Print the listing in its entirety and exactly, leaving out images.

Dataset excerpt
>> Begin
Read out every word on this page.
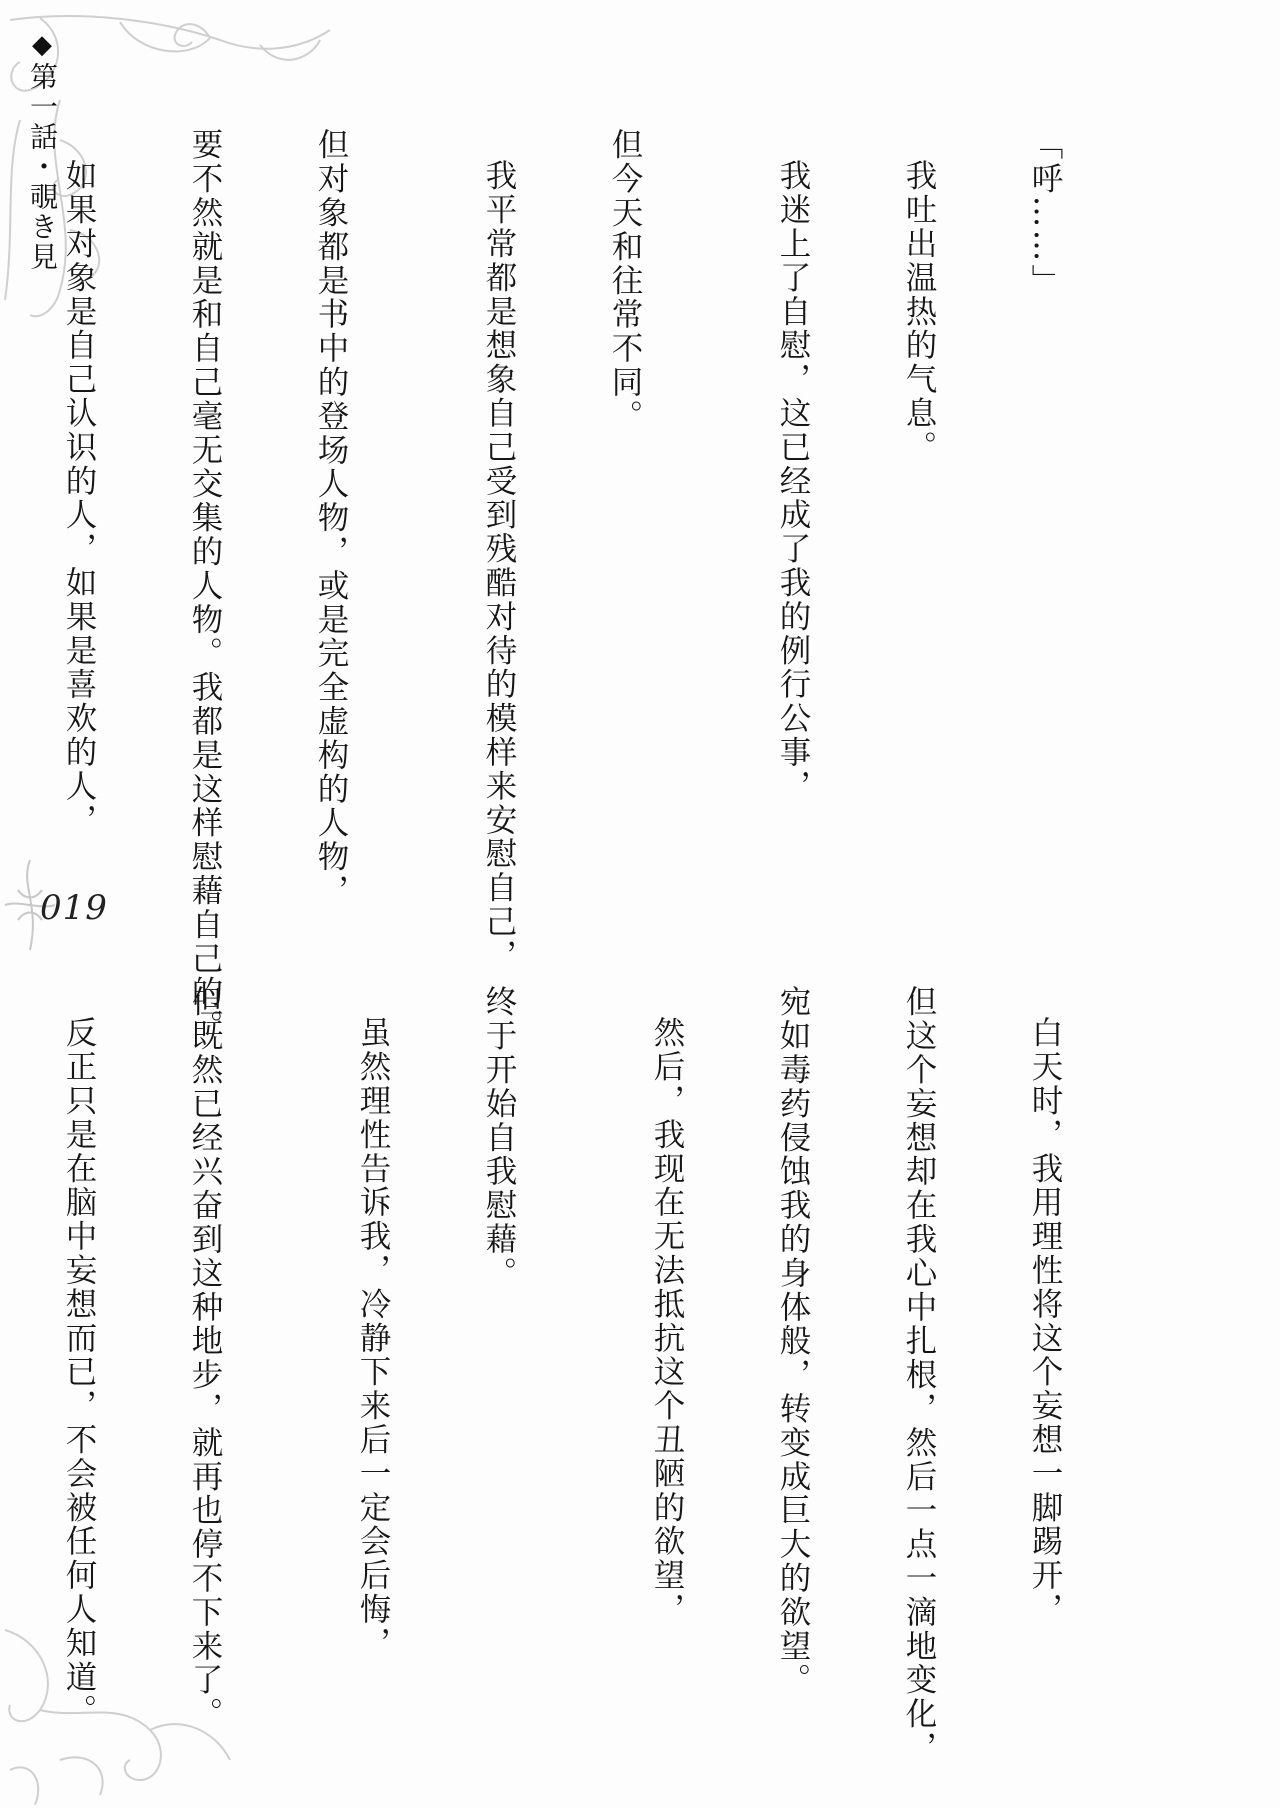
◆第一話・覗き見
019

「呼……」

我吐出温热的气息。

我迷上了自慰，这已经成了我的例行公事，

但今天和往常不同。

我平常都是想象自己受到残酷对待的模样来安慰自己，

但对象都是书中的登场人物，或是完全虚构的人物，

要不然就是和自己毫无交集的人物。我都是这样慰藉自己的。

如果对象是自己认识的人，如果是喜欢的人，

白天时，我用理性将这个妄想一脚踢开，

但这个妄想却在我心中扎根，然后一点一滴地变化，

宛如毒药侵蚀我的身体般，转变成巨大的欲望。

然后，我现在无法抵抗这个丑陋的欲望，

终于开始自我慰藉。

虽然理性告诉我，冷静下来后一定会后悔，

但既然已经兴奋到这种地步，就再也停不下来了。

反正只是在脑中妄想而已，不会被任何人知道。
>> End
Response to the exercise –
Read out every word on this page.
◆第一話・覗き見
019

「呼……」

我吐出温热的气息。

我迷上了自慰，这已经成了我的例行公事，

但今天和往常不同。

我平常都是想象自己受到残酷对待的模样来安慰自己，

但对象都是书中的登场人物，或是完全虚构的人物，

要不然就是和自己毫无交集的人物。我都是这样慰藉自己的。

如果对象是自己认识的人，如果是喜欢的人，

白天时，我用理性将这个妄想一脚踢开，

但这个妄想却在我心中扎根，然后一点一滴地变化，

宛如毒药侵蚀我的身体般，转变成巨大的欲望。

然后，我现在无法抵抗这个丑陋的欲望，

终于开始自我慰藉。

虽然理性告诉我，冷静下来后一定会后悔，

但既然已经兴奋到这种地步，就再也停不下来了。

反正只是在脑中妄想而已，不会被任何人知道。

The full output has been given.